== Excerpted records

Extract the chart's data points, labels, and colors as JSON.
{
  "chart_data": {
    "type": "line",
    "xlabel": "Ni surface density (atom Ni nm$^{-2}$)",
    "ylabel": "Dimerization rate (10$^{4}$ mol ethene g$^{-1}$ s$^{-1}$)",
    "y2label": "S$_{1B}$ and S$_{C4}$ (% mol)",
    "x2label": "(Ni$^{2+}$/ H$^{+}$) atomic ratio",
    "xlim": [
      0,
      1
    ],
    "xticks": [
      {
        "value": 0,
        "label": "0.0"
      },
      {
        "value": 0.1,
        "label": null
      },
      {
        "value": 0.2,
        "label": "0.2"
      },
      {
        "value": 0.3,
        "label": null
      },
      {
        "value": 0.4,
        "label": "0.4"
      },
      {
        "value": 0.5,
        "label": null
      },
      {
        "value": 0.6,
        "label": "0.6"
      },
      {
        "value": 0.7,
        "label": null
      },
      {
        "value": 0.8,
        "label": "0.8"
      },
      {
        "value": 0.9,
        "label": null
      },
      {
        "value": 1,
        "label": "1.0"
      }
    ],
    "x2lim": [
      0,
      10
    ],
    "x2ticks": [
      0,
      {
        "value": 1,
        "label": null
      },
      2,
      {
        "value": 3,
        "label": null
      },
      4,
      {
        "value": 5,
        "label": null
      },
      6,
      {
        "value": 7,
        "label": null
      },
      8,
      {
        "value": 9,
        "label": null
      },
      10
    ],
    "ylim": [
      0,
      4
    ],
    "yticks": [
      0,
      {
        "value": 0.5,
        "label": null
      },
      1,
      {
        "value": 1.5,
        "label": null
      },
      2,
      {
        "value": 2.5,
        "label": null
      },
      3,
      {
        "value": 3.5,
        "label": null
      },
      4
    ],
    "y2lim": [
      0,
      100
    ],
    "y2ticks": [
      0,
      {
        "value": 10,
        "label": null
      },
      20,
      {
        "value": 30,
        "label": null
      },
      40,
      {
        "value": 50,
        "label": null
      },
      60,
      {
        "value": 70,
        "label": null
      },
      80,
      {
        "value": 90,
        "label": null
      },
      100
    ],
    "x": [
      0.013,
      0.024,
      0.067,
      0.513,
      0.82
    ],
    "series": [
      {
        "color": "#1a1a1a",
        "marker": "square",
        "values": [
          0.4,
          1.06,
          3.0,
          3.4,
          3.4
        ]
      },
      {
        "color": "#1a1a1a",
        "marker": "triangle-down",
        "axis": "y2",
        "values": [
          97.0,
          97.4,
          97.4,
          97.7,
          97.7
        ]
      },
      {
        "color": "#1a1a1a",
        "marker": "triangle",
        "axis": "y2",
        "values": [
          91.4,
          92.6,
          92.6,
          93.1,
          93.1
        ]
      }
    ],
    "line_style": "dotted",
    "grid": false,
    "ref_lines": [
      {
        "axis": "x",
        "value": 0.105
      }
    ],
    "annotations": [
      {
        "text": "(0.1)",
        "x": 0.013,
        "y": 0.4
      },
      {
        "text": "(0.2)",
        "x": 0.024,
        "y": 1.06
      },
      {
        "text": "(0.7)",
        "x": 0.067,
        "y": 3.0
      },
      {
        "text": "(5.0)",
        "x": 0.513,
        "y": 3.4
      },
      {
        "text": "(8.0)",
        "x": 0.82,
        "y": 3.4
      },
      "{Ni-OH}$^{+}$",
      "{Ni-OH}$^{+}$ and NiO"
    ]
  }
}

====

* **Requirement**:
Extract every entry in the listing word for word.

* **Reply to the task**:
Extract the chart's data points, labels, and colors as JSON.
{
  "chart_data": {
    "type": "line",
    "xlabel": "Ni surface density (atom Ni nm$^{-2}$)",
    "ylabel": "Dimerization rate (10$^{4}$ mol ethene g$^{-1}$ s$^{-1}$)",
    "y2label": "S$_{1B}$ and S$_{C4}$ (% mol)",
    "x2label": "(Ni$^{2+}$/ H$^{+}$) atomic ratio",
    "xlim": [
      0,
      1
    ],
    "xticks": [
      {
        "value": 0,
        "label": "0.0"
      },
      {
        "value": 0.1,
        "label": null
      },
      {
        "value": 0.2,
        "label": "0.2"
      },
      {
        "value": 0.3,
        "label": null
      },
      {
        "value": 0.4,
        "label": "0.4"
      },
      {
        "value": 0.5,
        "label": null
      },
      {
        "value": 0.6,
        "label": "0.6"
      },
      {
        "value": 0.7,
        "label": null
      },
      {
        "value": 0.8,
        "label": "0.8"
      },
      {
        "value": 0.9,
        "label": null
      },
      {
        "value": 1,
        "label": "1.0"
      }
    ],
    "x2lim": [
      0,
      10
    ],
    "x2ticks": [
      0,
      {
        "value": 1,
        "label": null
      },
      2,
      {
        "value": 3,
        "label": null
      },
      4,
      {
        "value": 5,
        "label": null
      },
      6,
      {
        "value": 7,
        "label": null
      },
      8,
      {
        "value": 9,
        "label": null
      },
      10
    ],
    "ylim": [
      0,
      4
    ],
    "yticks": [
      0,
      {
        "value": 0.5,
        "label": null
      },
      1,
      {
        "value": 1.5,
        "label": null
      },
      2,
      {
        "value": 2.5,
        "label": null
      },
      3,
      {
        "value": 3.5,
        "label": null
      },
      4
    ],
    "y2lim": [
      0,
      100
    ],
    "y2ticks": [
      0,
      {
        "value": 10,
        "label": null
      },
      20,
      {
        "value": 30,
        "label": null
      },
      40,
      {
        "value": 50,
        "label": null
      },
      60,
      {
        "value": 70,
        "label": null
      },
      80,
      {
        "value": 90,
        "label": null
      },
      100
    ],
    "x": [
      0.013,
      0.024,
      0.067,
      0.513,
      0.82
    ],
    "series": [
      {
        "color": "#1a1a1a",
        "marker": "square",
        "values": [
          0.4,
          1.06,
          3.0,
          3.4,
          3.4
        ]
      },
      {
        "color": "#1a1a1a",
        "marker": "triangle-down",
        "axis": "y2",
        "values": [
          97.0,
          97.4,
          97.4,
          97.7,
          97.7
        ]
      },
      {
        "color": "#1a1a1a",
        "marker": "triangle",
        "axis": "y2",
        "values": [
          91.4,
          92.6,
          92.6,
          93.1,
          93.1
        ]
      }
    ],
    "line_style": "dotted",
    "grid": false,
    "ref_lines": [
      {
        "axis": "x",
        "value": 0.105
      }
    ],
    "annotations": [
      {
        "text": "(0.1)",
        "x": 0.013,
        "y": 0.4
      },
      {
        "text": "(0.2)",
        "x": 0.024,
        "y": 1.06
      },
      {
        "text": "(0.7)",
        "x": 0.067,
        "y": 3.0
      },
      {
        "text": "(5.0)",
        "x": 0.513,
        "y": 3.4
      },
      {
        "text": "(8.0)",
        "x": 0.82,
        "y": 3.4
      },
      "{Ni-OH}$^{+}$",
      "{Ni-OH}$^{+}$ and NiO"
    ]
  }
}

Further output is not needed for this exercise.